PROBLEM DETAILS: Pick out the lines in the listing below that contain the word "Premier" and copy them.

Data records:
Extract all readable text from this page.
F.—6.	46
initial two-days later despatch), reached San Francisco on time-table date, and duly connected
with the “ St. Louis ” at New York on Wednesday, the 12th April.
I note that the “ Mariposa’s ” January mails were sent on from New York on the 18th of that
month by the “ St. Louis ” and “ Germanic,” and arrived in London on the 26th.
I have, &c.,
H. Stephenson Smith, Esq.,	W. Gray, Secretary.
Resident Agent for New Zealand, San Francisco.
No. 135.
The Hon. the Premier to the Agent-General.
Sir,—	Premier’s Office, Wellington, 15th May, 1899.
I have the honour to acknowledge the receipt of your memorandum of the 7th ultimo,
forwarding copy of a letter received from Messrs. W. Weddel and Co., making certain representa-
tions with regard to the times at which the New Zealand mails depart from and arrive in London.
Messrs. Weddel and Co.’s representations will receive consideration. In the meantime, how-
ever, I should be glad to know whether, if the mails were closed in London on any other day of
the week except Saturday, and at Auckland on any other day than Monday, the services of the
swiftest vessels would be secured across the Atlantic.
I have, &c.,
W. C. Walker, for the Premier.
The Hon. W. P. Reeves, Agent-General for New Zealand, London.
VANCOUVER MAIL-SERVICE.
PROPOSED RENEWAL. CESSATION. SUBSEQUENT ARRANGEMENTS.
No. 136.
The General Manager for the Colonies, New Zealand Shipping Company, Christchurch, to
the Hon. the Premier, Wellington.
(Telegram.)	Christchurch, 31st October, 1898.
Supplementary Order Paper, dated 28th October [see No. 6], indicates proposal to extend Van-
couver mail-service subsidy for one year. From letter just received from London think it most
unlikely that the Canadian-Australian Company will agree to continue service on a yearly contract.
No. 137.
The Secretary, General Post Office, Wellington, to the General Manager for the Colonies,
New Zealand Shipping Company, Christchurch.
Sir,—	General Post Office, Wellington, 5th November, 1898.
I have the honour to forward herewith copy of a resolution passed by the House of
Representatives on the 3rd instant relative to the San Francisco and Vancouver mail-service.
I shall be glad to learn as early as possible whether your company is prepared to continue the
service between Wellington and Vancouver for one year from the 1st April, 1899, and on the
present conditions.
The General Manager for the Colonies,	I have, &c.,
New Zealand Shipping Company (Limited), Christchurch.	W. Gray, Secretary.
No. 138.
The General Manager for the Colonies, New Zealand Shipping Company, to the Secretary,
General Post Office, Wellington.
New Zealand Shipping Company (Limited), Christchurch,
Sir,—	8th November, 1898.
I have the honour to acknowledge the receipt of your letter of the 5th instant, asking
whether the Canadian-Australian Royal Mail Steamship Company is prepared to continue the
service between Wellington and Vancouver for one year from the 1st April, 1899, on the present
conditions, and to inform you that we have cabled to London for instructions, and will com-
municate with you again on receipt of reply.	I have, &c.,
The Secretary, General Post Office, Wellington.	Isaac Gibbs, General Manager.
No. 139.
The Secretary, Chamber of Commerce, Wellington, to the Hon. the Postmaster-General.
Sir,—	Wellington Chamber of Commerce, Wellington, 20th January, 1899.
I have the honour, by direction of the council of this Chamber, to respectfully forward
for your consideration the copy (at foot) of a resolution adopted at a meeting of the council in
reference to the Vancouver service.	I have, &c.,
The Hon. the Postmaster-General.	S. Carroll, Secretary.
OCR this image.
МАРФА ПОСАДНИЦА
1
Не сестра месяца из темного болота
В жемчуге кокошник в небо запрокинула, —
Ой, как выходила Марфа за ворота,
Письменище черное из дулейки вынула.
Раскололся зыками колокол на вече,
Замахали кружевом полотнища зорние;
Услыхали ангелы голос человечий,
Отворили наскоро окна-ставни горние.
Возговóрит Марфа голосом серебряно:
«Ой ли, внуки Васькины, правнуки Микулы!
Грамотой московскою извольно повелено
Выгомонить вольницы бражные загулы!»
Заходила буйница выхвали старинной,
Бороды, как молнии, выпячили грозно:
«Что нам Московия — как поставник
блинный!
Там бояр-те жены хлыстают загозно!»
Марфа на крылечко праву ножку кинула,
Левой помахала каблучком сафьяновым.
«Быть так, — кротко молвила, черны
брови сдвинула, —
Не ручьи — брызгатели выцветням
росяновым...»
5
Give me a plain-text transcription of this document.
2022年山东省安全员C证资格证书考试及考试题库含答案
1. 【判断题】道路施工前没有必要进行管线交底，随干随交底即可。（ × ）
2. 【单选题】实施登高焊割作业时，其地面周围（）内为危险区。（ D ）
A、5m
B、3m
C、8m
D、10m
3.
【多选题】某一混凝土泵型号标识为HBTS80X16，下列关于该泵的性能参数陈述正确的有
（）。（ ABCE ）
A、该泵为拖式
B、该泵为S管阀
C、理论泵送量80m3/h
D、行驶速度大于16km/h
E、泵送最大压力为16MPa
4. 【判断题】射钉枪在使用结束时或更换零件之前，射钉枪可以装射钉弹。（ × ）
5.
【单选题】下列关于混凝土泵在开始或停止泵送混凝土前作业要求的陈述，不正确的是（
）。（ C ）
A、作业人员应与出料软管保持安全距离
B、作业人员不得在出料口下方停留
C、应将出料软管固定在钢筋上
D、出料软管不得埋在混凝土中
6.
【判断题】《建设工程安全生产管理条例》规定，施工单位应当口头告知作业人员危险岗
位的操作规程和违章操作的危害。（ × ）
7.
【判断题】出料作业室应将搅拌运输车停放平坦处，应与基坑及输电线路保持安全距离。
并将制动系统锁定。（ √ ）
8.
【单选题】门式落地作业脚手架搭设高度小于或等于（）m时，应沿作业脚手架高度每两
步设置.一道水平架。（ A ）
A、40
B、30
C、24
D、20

THE REPLY:
The Hon. the Premier to the Agent-General.
Sir,—	Premier’s Office, Wellington, 15th May, 1899.
W. C. Walker, for the Premier.
the Hon. the Premier, Wellington.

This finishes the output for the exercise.